TAREA ASIGNADA >>
¿En qué puerto fue botado el acorazado Moreno, según el texto sobre la compra de acorazados?

FRAGMENTO DE PÁGINA >>
▬▬▬
COMPRA DE ACORAZADOS

En 1908 el gobierno argentino dio un paso trascendental en el fortalecimiento de la Marina de Guerra. Ese año, el Congreso aprobó una ley por la cual se resolvió la adquisición de dos modernos acorazados y doce destructores, para hacer frente a la política de armamentismo naval iniciada por el Brasil cuatro años antes. La comisión, naval argentina establecida en Londres recibió 144 proyectos de construcción presentados por los fabricantes de distintos países. En enero de 1910 el contrato de los acorazados fue finalmente adjudicado a astilleros norteamericanos. El primero de los barcos, bautizado Rivadavia, fue botado el 26 de Agosto de 1911, en los astilleros Fore River, del puerto de Boston. El segundo, denominado Moreno, fue, a su vez, botado el 23 de Septiembre de ese año en el puerto de Camden. Ambos acorazados, considerados en ese momento como los más poderosos y modernos exponentes de su clase en todo el mundo, arribaron al país en 1915. El Rivadavia lo hizo en primer término, y su llegada el puerto de Buenos Aires dio lugar a una inmensa expectación popular, que se tradujo en la visita a la nave por más de 20.000 personas. El Rivadavia y el Moreno fueron durante muchos años las dos naves capitales de la Marina de Guerra argentina, y entre 1925 y 1926 se procedió a modernizarlos en los EE.UU., mejorando su artillería y los sistemas de control de tiro, y adaptando Sus máquinas al consumo de petróleo. En 1956, y después de 41 años de servicio fueron radiados y vendidos para su aprovechamiento como chatarra, en Italia (el Rivadavia) y en Japón (el Moreno).
▬▬▬
ÍTEMS PROPORCIONADOS >>
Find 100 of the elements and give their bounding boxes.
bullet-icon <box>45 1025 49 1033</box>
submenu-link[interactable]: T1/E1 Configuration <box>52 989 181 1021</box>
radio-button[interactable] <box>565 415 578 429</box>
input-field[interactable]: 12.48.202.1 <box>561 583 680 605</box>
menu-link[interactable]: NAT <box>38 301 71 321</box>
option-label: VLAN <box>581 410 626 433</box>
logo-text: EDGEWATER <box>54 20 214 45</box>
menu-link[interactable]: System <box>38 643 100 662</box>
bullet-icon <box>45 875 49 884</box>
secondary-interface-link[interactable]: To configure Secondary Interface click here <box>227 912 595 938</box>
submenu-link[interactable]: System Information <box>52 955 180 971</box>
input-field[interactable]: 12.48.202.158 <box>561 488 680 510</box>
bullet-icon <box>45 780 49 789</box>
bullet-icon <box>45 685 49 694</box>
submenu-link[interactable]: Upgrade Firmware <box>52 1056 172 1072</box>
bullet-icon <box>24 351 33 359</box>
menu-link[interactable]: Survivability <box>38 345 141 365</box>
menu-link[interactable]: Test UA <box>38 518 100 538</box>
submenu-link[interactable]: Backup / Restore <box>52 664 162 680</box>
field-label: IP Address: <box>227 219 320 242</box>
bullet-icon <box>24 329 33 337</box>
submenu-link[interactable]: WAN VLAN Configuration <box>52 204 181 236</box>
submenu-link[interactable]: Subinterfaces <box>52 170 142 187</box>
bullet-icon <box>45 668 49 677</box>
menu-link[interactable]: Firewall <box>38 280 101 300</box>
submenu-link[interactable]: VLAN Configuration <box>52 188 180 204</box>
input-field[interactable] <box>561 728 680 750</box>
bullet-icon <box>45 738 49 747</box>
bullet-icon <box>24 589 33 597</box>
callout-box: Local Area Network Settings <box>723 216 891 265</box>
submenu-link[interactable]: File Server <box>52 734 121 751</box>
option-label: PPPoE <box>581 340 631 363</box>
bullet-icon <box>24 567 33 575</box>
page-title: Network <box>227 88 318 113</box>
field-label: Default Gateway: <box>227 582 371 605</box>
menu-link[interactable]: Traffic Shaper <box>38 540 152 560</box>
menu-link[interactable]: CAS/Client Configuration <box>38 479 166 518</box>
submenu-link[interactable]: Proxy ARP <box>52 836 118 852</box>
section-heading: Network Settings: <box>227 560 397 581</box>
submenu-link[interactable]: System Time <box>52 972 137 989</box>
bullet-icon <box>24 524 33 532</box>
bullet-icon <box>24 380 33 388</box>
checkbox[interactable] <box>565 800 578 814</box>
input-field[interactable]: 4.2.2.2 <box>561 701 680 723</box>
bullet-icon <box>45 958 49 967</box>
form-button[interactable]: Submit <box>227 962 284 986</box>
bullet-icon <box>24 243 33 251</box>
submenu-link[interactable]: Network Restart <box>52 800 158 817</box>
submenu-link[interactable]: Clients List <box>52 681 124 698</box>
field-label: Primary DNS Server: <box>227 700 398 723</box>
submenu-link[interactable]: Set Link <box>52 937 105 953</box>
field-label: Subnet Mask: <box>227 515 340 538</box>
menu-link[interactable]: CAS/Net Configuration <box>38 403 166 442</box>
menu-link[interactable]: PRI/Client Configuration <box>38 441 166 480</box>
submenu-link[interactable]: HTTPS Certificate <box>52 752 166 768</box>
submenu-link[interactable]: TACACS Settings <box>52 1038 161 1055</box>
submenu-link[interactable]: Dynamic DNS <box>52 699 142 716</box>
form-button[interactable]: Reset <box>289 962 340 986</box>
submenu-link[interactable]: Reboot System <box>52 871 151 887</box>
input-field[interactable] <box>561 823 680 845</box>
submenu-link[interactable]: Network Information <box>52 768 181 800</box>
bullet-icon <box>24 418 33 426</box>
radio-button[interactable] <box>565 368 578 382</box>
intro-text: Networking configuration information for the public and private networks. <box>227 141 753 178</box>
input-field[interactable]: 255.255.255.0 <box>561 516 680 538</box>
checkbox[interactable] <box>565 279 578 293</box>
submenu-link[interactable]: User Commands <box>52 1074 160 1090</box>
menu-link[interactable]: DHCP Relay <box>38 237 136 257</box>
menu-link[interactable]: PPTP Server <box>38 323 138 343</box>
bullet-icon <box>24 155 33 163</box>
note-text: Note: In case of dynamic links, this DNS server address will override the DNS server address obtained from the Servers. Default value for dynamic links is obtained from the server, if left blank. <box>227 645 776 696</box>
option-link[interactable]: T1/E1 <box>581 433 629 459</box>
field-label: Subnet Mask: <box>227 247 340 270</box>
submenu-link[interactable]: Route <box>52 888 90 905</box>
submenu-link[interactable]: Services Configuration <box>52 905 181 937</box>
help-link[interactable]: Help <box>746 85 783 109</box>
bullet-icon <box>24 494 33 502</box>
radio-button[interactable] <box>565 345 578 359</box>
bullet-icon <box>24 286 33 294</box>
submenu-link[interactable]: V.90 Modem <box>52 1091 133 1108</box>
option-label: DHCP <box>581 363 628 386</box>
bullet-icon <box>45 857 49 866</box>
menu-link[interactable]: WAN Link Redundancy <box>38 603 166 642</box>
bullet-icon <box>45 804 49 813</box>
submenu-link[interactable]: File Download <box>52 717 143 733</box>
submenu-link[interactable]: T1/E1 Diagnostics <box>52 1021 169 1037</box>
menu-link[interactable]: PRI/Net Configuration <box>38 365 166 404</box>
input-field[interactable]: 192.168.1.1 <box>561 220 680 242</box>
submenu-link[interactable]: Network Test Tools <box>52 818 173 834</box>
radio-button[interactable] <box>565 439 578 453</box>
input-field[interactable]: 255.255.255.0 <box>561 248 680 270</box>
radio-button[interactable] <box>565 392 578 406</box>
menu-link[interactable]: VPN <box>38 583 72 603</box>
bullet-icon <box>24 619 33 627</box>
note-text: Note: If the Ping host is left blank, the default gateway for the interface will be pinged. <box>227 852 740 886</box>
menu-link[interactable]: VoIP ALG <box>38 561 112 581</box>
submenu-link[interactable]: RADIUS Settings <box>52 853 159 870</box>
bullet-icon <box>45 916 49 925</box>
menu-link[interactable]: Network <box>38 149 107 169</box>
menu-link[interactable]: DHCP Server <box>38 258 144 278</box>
▬▬▬
SOLUCIÓN DEL PROBLEMA >>
En el puerto de Camden.